-- begin --

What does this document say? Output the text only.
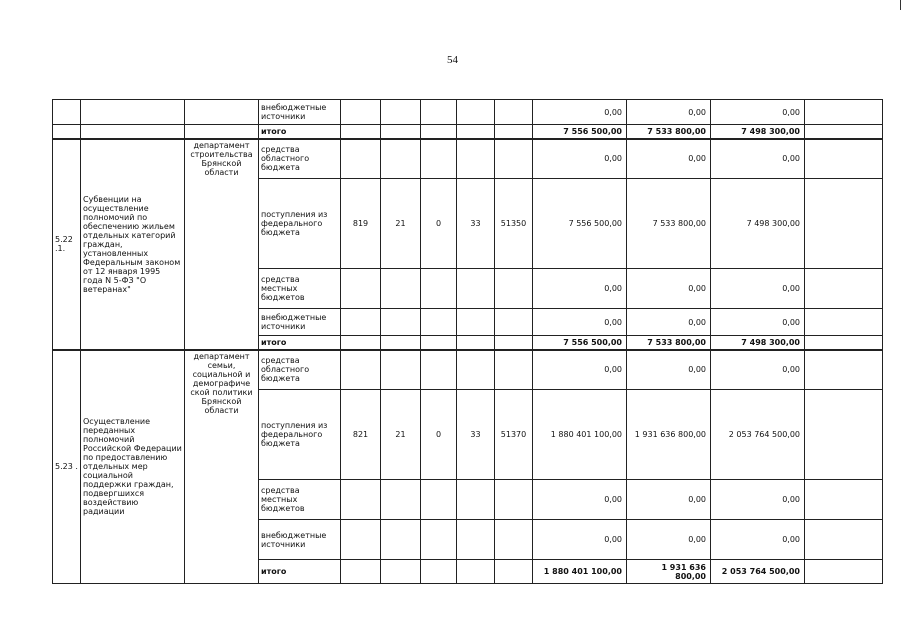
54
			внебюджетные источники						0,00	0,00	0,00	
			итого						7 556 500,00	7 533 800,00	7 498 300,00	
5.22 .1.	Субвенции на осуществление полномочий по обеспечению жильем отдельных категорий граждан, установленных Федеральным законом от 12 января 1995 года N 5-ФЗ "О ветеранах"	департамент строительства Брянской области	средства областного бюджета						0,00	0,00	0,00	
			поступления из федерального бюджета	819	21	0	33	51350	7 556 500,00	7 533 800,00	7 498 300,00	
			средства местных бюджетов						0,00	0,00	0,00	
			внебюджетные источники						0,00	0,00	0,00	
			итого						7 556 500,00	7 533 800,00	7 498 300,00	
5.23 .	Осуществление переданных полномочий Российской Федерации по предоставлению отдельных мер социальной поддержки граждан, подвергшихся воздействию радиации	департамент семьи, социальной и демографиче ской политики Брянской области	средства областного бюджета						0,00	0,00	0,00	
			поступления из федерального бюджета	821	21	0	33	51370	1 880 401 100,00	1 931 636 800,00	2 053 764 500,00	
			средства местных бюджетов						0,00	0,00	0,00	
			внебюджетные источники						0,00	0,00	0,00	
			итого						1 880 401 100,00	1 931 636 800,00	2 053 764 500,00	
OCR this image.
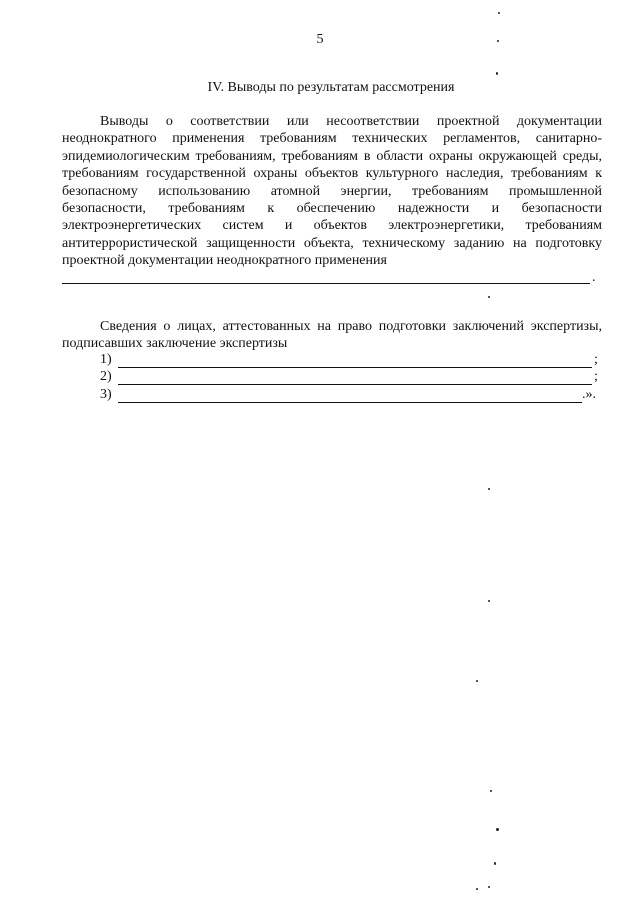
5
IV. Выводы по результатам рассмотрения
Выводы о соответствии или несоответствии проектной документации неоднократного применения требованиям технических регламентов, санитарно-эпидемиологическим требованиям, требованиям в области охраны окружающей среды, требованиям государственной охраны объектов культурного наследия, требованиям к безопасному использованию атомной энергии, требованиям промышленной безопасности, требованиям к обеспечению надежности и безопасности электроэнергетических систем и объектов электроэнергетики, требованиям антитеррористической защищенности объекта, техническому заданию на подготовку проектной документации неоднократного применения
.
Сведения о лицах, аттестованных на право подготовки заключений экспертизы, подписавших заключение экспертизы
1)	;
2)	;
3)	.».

-- end --
-- begin --

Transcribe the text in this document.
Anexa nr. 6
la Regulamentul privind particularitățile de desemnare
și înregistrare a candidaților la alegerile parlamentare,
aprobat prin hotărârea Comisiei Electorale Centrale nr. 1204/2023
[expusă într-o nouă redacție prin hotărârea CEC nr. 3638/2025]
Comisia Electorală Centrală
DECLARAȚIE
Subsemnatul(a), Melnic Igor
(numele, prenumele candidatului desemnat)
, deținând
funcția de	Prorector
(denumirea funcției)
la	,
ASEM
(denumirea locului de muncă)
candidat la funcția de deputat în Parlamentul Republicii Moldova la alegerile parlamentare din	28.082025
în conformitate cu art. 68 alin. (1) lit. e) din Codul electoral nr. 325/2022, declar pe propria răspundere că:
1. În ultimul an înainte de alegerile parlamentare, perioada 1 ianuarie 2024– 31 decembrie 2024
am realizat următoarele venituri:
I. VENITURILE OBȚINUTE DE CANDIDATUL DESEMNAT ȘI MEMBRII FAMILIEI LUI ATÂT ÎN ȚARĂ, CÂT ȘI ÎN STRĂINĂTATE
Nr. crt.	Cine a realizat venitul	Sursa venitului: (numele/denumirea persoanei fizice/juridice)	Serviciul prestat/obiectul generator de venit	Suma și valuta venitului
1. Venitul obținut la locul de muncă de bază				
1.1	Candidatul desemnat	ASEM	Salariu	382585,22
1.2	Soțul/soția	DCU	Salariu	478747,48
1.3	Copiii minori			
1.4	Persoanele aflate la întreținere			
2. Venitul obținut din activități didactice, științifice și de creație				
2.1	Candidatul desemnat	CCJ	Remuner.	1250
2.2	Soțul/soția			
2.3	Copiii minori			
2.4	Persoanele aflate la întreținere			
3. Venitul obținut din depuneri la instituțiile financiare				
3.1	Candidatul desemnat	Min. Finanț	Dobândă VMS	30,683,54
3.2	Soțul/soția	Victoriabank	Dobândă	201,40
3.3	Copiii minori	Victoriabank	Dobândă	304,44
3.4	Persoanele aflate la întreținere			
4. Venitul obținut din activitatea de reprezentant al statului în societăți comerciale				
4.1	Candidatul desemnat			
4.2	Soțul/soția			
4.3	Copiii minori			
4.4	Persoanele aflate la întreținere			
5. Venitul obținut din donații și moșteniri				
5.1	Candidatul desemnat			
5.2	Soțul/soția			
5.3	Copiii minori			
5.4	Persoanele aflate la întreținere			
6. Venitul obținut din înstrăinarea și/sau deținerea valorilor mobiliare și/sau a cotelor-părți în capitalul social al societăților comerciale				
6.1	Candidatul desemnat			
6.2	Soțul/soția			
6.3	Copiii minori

-- end --

Exercise description: Search the listing for the string "comerciale". Copy each line where it turns up.

The result:
4. Venitul obținut din activitatea de reprezentant al statului în societăți comerciale				
6. Venitul obținut din înstrăinarea și/sau deținerea valorilor mobiliare și/sau a cotelor-părți în capitalul social al societăților comerciale				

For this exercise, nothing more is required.